> Exercise: Copy, in full, each line of the material that holds the word "very".

**** Records provided ****

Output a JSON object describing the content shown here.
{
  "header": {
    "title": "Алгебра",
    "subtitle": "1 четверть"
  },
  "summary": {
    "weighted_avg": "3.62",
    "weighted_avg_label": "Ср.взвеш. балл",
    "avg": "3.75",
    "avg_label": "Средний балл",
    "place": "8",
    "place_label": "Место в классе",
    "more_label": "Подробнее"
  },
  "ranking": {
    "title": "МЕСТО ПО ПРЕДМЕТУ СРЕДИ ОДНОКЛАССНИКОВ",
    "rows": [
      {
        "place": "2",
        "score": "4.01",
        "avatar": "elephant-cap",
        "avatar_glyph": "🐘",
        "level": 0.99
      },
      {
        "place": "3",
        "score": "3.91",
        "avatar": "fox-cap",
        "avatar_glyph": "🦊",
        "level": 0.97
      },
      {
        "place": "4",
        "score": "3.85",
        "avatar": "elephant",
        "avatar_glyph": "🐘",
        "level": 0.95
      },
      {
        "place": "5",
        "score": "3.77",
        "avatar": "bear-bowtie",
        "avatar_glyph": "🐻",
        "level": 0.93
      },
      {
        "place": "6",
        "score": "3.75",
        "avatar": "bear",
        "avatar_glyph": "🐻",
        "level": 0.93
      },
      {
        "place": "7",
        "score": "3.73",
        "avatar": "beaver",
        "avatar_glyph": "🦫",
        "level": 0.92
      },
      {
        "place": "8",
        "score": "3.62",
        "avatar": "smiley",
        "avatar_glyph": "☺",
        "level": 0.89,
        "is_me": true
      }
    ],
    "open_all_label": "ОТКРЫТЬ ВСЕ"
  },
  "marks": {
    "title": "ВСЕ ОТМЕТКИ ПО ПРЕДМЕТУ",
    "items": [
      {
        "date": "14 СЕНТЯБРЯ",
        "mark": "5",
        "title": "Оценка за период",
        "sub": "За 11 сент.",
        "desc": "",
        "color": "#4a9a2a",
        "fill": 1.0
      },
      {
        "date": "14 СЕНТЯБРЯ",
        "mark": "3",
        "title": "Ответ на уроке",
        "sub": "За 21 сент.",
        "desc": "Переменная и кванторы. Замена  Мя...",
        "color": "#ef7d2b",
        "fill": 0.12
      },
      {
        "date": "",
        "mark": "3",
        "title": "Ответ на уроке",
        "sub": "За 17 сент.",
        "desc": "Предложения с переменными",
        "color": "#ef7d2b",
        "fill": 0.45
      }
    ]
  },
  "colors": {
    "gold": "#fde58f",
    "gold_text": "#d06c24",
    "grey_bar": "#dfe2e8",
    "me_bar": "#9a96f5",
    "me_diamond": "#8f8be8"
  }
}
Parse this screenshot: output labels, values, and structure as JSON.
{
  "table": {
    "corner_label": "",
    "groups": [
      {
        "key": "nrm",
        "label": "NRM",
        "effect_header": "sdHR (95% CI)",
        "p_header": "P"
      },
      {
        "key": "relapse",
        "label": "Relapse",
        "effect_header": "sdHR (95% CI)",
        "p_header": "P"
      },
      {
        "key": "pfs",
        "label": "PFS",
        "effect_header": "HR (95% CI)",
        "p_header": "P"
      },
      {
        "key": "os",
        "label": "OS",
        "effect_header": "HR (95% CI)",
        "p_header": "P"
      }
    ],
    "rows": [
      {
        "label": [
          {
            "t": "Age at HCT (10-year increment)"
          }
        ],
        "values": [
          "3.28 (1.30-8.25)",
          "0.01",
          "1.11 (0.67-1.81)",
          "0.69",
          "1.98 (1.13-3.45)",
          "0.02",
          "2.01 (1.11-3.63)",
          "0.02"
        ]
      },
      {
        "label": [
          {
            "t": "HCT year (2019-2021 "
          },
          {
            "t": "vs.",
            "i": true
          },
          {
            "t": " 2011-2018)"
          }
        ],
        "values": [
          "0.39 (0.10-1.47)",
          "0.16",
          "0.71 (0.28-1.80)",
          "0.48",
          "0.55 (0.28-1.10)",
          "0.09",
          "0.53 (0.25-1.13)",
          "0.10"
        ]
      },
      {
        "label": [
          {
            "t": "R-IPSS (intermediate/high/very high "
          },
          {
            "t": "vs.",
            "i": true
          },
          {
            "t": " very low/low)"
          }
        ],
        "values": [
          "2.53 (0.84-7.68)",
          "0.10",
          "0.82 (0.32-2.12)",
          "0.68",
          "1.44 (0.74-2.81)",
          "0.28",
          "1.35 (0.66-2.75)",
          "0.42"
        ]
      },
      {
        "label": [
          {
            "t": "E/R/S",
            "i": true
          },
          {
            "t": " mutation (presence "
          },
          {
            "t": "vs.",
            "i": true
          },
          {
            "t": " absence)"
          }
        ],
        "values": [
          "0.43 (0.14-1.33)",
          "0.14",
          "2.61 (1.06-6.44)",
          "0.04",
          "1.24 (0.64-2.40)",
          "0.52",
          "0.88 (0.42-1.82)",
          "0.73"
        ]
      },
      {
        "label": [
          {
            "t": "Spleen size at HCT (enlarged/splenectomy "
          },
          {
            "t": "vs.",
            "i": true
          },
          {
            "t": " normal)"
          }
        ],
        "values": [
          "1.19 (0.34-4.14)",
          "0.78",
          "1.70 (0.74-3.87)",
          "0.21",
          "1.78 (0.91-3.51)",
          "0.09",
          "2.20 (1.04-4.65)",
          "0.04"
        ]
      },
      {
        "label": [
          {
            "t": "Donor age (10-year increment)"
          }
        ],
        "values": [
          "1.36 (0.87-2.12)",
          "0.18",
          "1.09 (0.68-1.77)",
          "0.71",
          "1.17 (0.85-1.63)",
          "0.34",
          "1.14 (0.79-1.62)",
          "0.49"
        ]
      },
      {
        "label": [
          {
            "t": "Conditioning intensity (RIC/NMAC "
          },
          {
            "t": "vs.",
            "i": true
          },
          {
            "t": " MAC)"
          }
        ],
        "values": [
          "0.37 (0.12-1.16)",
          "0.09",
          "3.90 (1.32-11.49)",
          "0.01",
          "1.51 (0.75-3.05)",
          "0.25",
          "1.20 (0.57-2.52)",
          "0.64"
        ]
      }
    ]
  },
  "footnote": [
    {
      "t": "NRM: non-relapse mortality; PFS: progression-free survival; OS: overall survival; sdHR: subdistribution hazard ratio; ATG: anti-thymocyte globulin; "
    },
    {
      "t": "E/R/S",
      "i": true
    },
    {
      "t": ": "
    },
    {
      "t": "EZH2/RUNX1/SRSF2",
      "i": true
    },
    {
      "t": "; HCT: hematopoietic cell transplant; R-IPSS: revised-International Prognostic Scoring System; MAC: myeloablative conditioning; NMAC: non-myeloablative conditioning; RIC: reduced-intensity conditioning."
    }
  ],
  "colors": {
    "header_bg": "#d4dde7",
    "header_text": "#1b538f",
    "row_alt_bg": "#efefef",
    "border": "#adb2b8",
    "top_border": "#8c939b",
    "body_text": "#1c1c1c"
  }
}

****

> Task answer:
            "t": "R-IPSS (intermediate/high/very high "
            "t": " very low/low)"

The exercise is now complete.